Task description: Count the lines below that contain the word "الشرعي" and give only the number.

%%

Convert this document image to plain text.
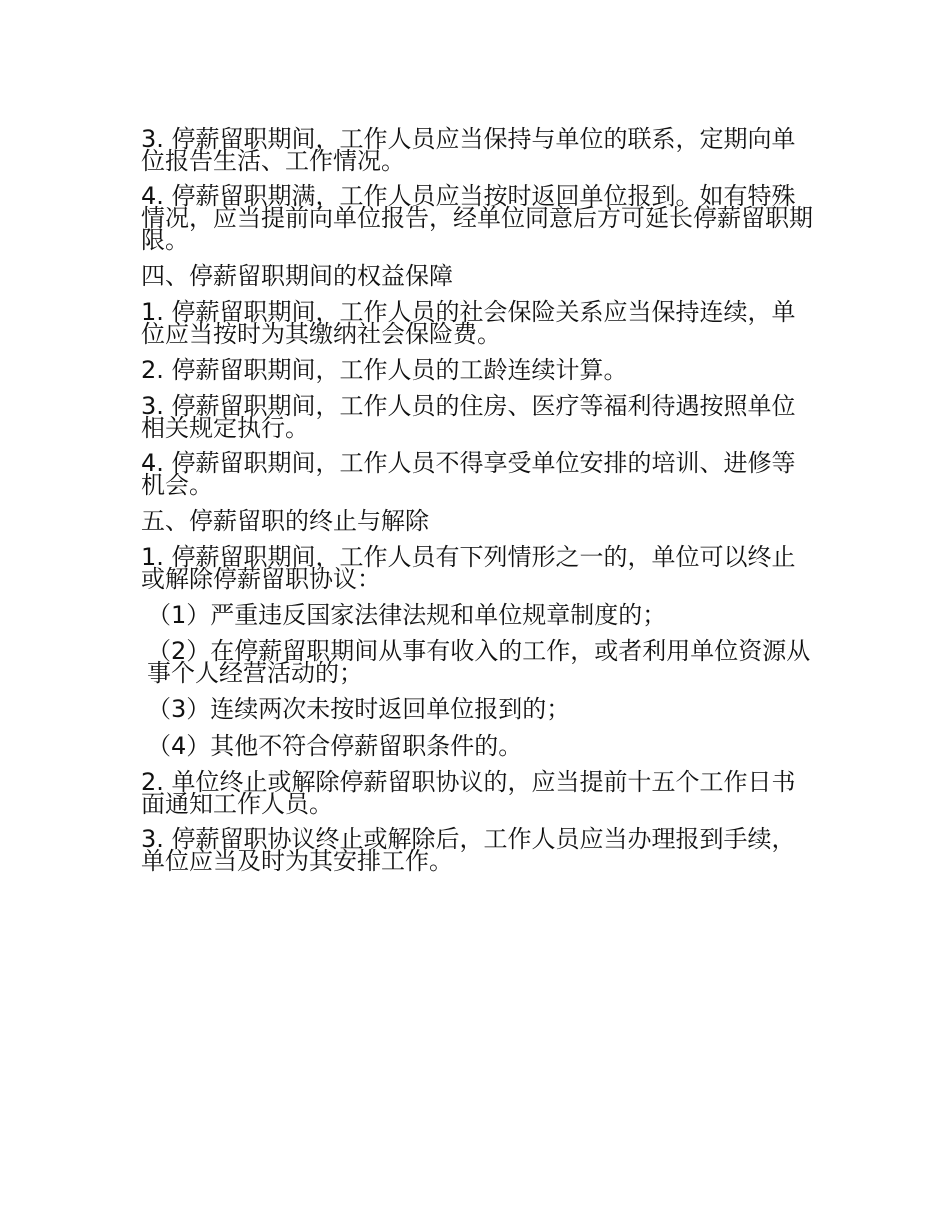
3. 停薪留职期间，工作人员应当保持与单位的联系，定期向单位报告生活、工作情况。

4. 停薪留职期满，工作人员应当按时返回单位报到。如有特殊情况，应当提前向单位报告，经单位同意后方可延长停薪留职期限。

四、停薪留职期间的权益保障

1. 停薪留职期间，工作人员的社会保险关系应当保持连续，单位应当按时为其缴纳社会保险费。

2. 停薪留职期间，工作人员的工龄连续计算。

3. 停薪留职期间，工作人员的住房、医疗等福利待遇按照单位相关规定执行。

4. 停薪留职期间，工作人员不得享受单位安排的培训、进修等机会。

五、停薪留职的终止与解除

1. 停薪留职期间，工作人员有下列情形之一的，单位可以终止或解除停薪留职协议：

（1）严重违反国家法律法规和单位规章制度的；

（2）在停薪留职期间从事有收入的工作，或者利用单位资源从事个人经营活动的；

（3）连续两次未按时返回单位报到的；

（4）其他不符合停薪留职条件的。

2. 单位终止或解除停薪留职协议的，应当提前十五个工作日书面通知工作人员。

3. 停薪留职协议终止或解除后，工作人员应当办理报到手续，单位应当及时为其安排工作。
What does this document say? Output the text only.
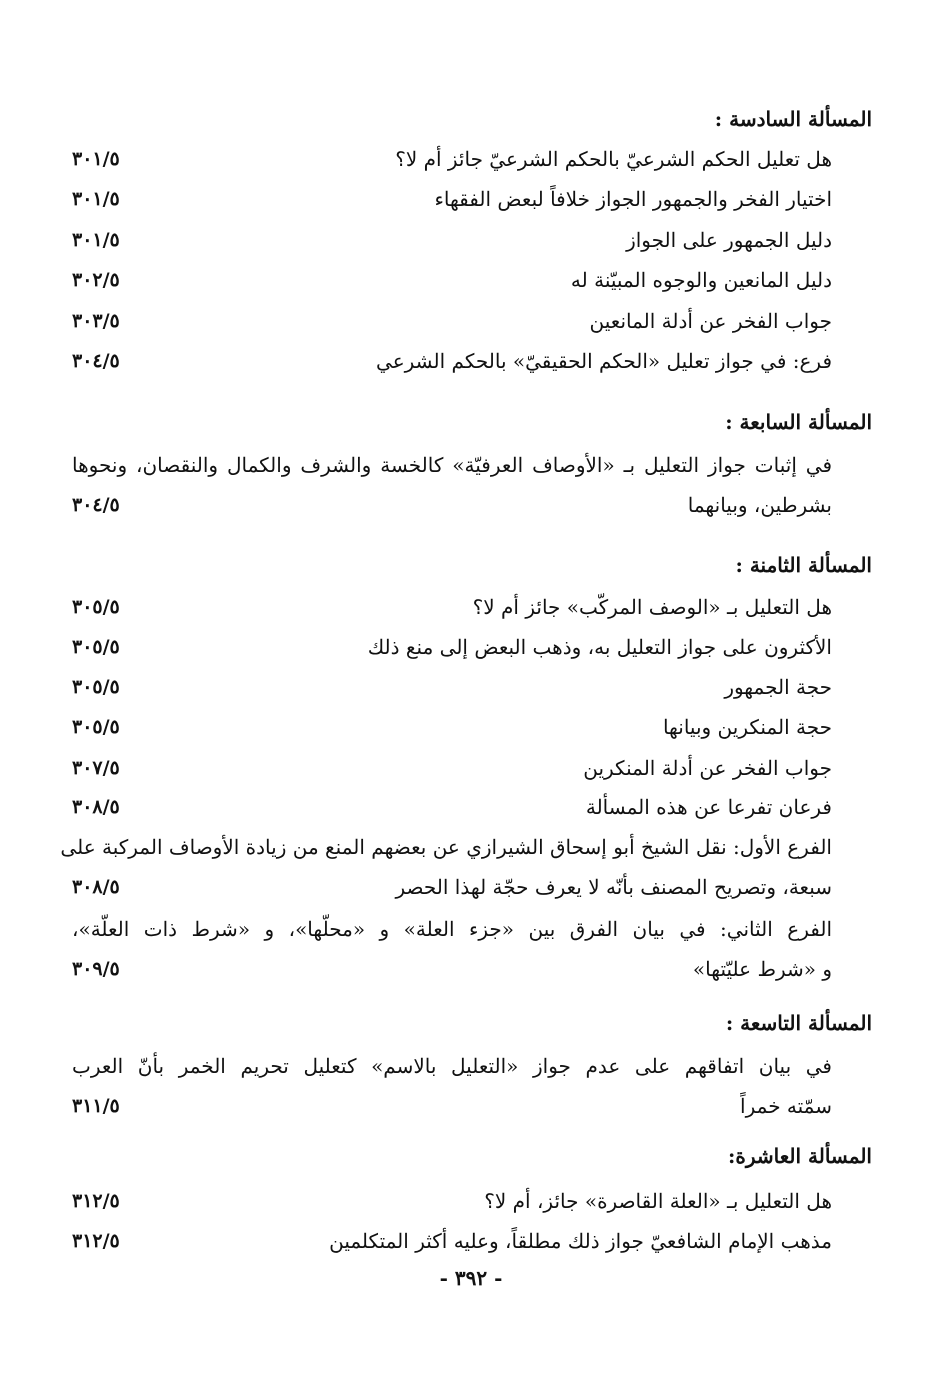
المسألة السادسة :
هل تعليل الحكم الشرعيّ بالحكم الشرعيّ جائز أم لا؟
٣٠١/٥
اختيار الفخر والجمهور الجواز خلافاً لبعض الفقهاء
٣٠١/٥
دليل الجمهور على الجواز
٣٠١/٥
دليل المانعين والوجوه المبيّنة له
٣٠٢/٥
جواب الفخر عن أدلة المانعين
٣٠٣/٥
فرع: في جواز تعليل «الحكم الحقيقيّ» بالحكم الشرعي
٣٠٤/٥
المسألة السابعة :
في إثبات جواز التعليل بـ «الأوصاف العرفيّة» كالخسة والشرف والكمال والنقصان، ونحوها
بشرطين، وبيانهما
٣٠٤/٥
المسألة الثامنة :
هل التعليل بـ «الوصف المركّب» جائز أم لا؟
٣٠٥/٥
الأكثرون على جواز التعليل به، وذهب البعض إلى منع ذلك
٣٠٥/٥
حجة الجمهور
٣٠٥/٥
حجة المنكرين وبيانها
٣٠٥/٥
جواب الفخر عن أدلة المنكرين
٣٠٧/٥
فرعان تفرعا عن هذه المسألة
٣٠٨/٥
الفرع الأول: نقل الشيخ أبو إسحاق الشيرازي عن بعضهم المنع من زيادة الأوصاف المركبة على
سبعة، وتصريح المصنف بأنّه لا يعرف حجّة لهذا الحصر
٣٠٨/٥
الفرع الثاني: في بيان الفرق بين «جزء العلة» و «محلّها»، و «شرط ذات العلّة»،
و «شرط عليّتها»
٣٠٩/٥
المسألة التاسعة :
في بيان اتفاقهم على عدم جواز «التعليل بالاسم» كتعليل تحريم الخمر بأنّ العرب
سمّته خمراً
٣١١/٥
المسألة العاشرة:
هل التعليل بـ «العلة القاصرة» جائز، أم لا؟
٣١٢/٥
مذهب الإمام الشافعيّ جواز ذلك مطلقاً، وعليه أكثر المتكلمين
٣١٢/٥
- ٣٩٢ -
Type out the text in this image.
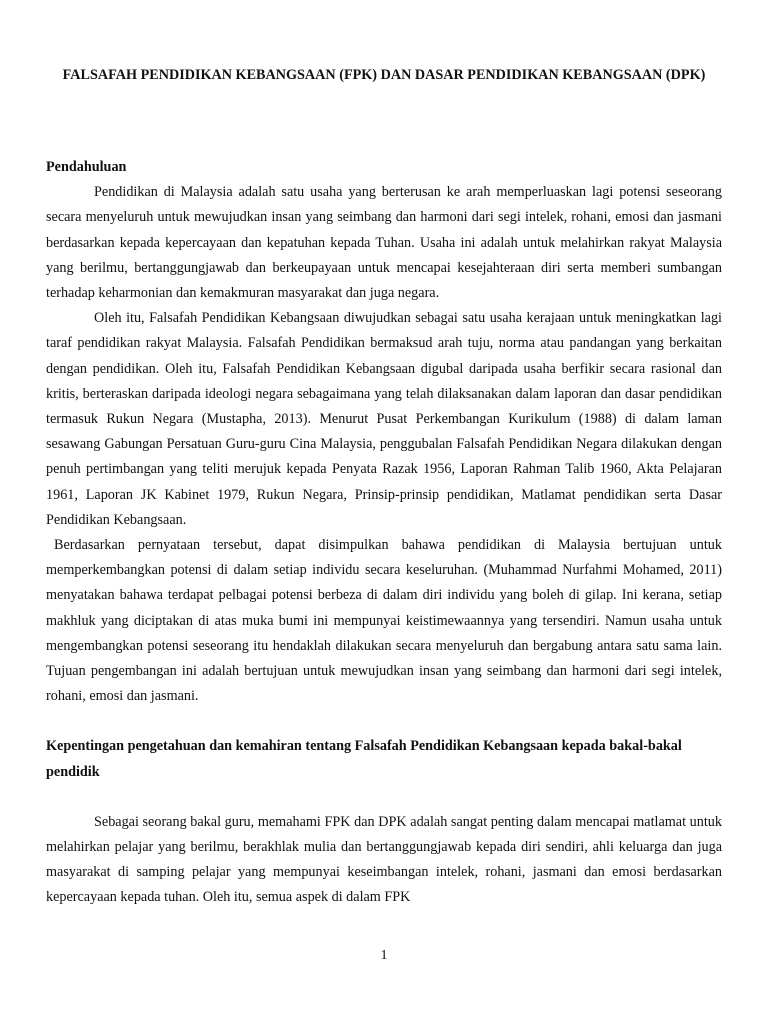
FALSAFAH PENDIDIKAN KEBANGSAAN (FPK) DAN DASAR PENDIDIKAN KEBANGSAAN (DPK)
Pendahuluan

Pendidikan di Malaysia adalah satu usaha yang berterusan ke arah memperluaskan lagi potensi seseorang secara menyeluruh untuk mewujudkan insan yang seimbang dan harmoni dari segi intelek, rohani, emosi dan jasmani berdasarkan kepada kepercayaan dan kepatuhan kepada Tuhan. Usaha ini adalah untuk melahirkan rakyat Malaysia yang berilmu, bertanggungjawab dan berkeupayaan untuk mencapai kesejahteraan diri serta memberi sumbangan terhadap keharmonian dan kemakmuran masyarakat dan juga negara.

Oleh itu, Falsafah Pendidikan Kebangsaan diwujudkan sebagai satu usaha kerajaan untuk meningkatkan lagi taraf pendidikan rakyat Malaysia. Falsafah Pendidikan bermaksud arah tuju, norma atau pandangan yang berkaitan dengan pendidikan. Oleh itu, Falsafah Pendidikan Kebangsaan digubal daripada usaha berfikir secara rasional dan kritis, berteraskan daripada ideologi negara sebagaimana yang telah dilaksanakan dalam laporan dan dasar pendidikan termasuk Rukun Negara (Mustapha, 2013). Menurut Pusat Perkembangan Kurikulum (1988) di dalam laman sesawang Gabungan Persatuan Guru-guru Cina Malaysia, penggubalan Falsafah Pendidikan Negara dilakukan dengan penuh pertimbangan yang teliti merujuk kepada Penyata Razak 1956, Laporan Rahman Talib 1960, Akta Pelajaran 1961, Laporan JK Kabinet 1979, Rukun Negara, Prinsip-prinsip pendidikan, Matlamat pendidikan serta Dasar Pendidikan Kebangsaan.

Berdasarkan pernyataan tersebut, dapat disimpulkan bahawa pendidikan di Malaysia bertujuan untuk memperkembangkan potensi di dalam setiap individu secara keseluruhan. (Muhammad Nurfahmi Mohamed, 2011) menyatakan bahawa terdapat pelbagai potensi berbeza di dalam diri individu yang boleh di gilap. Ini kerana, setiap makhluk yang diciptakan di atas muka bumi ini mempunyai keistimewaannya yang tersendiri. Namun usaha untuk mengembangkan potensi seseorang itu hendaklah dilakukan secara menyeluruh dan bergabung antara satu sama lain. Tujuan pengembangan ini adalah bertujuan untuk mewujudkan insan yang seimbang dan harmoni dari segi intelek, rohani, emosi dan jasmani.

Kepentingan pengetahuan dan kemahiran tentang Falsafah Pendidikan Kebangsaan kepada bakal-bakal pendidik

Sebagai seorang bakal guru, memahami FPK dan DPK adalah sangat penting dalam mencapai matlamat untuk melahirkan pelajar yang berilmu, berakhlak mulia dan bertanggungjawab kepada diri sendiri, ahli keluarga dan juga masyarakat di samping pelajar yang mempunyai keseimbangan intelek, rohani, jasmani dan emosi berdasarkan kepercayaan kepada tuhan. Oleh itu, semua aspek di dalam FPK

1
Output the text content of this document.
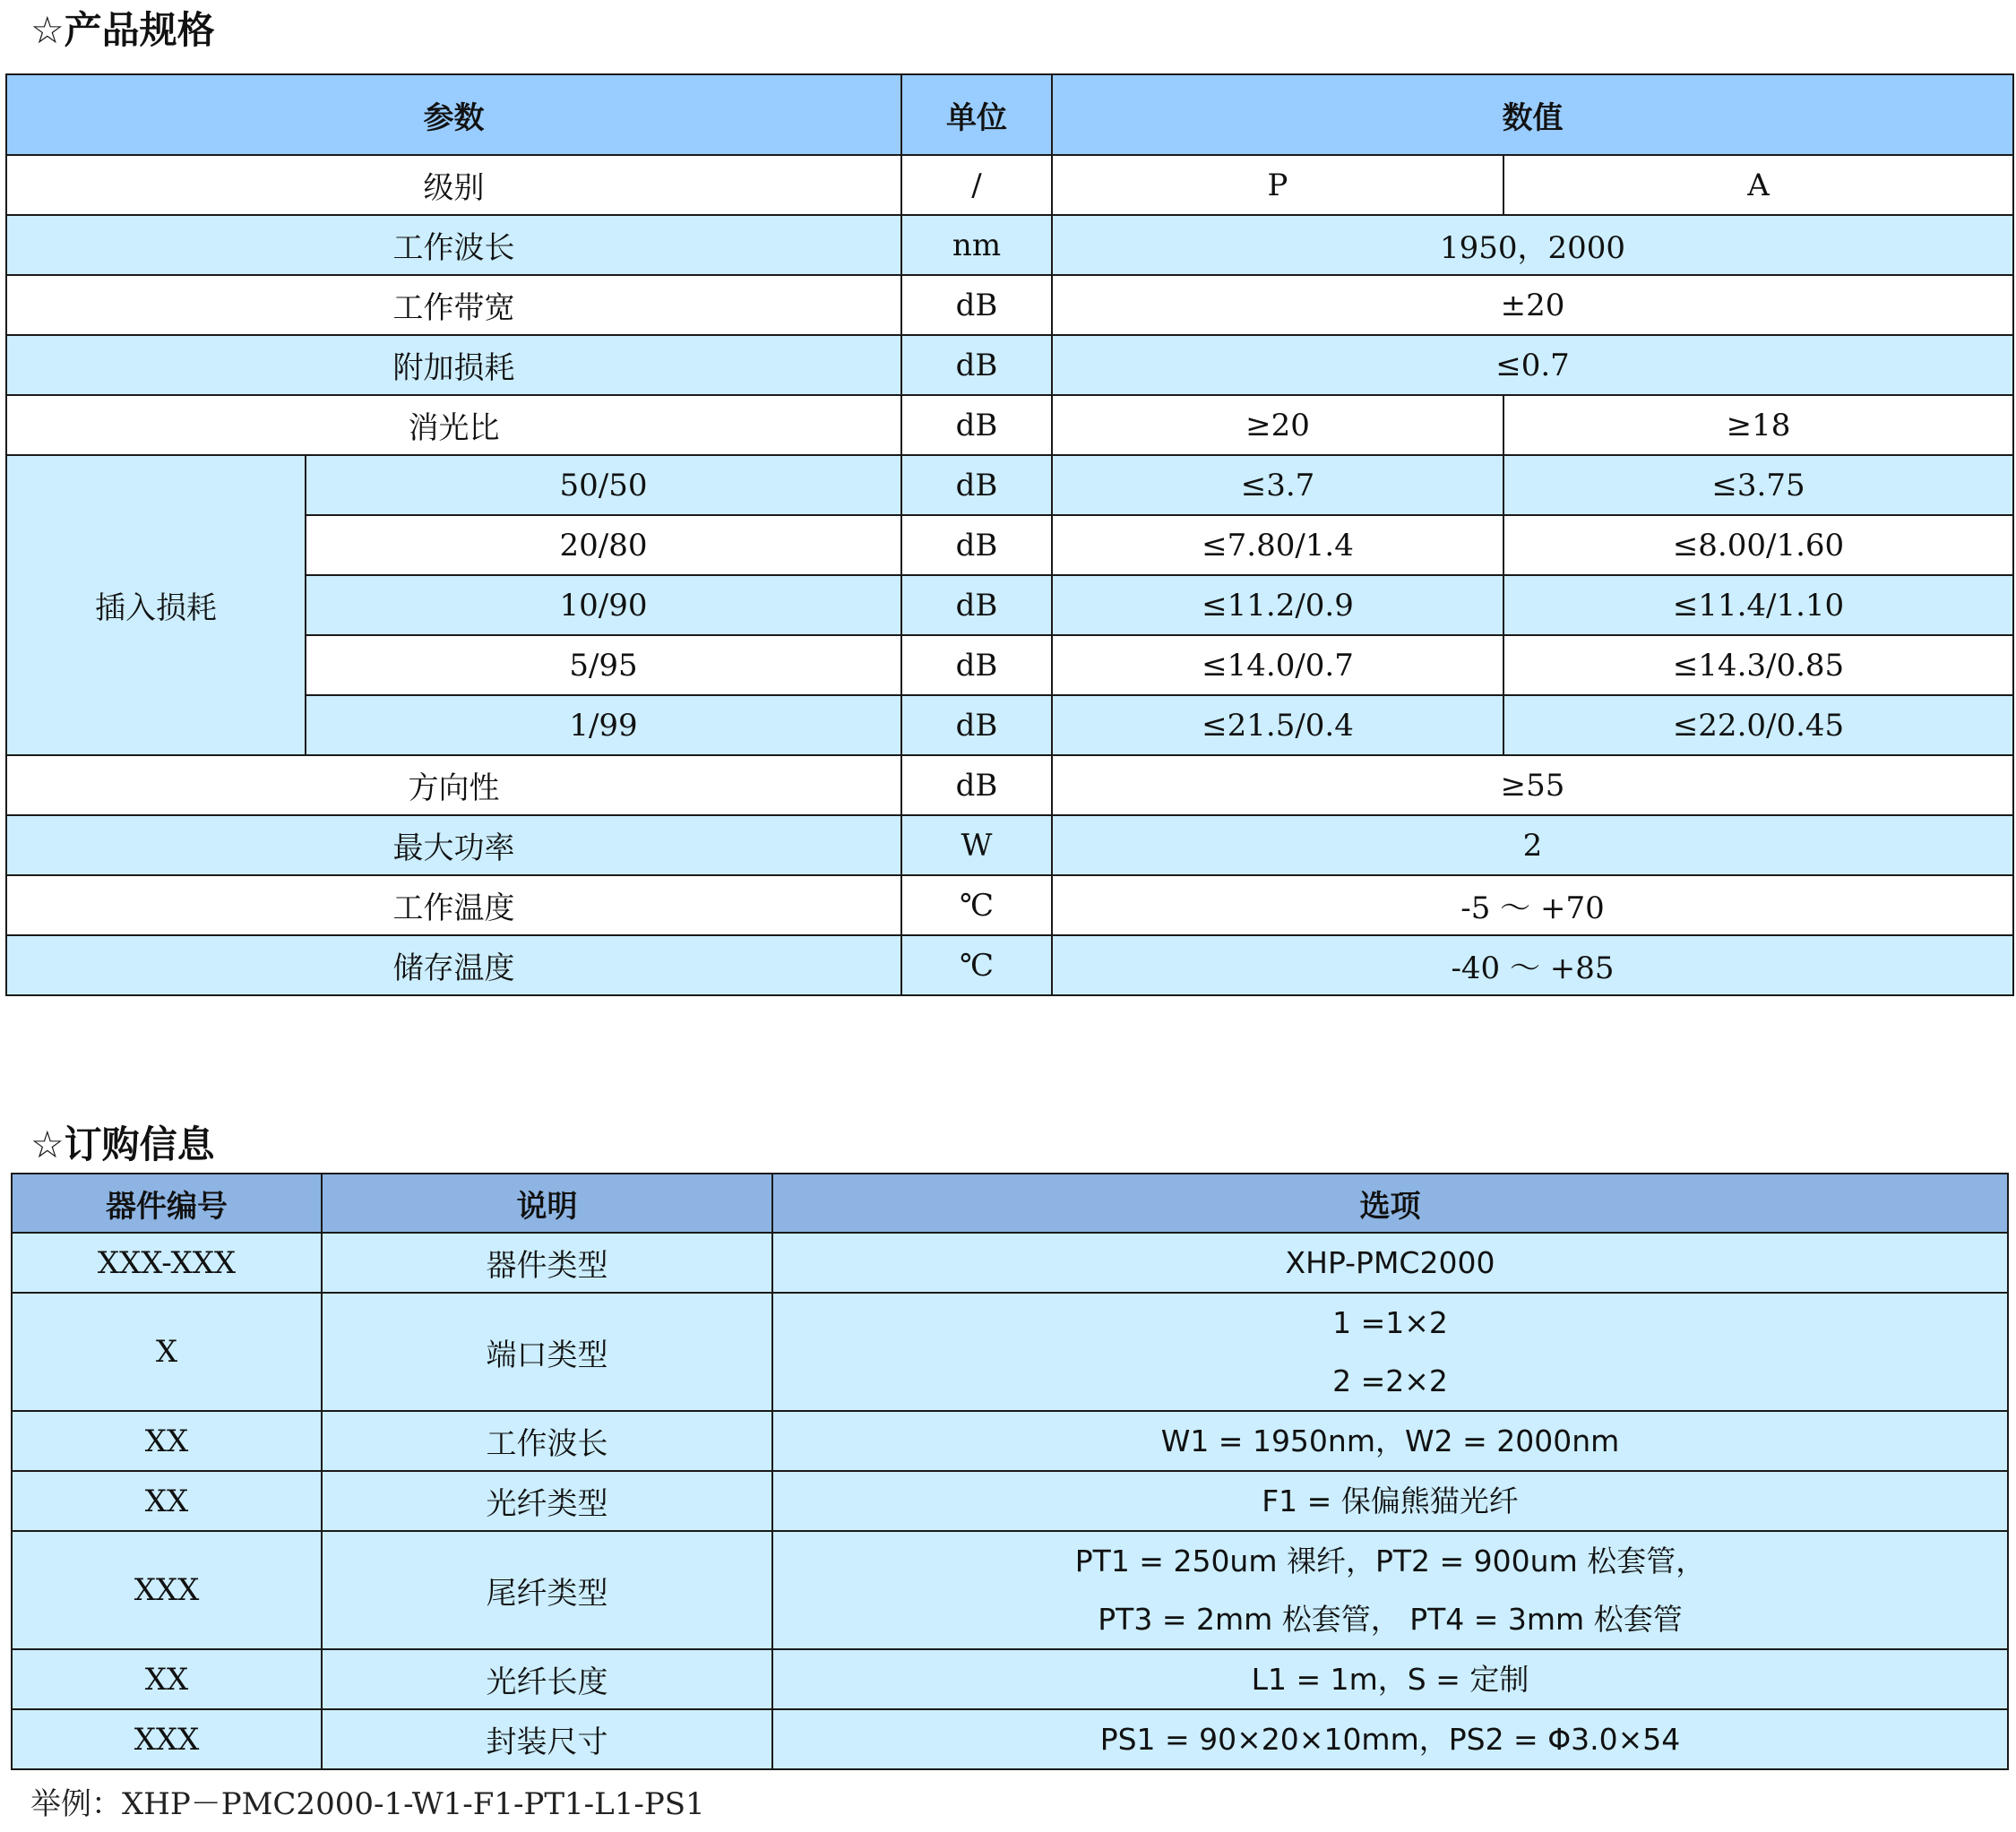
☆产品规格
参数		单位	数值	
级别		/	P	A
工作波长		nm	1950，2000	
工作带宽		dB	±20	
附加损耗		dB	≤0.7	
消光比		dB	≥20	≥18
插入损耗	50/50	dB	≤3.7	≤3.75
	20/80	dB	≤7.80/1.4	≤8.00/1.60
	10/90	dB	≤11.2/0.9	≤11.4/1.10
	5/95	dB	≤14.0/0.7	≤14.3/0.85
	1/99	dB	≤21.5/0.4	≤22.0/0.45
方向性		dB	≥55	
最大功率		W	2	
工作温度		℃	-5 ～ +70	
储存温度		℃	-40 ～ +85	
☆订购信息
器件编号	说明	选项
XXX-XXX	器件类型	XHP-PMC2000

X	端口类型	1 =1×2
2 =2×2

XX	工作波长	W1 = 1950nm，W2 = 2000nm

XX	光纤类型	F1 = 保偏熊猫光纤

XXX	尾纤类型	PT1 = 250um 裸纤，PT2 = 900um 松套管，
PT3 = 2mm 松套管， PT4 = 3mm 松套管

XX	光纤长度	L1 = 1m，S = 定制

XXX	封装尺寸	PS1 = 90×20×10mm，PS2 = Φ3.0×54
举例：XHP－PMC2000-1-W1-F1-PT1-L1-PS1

%%

Final result: 2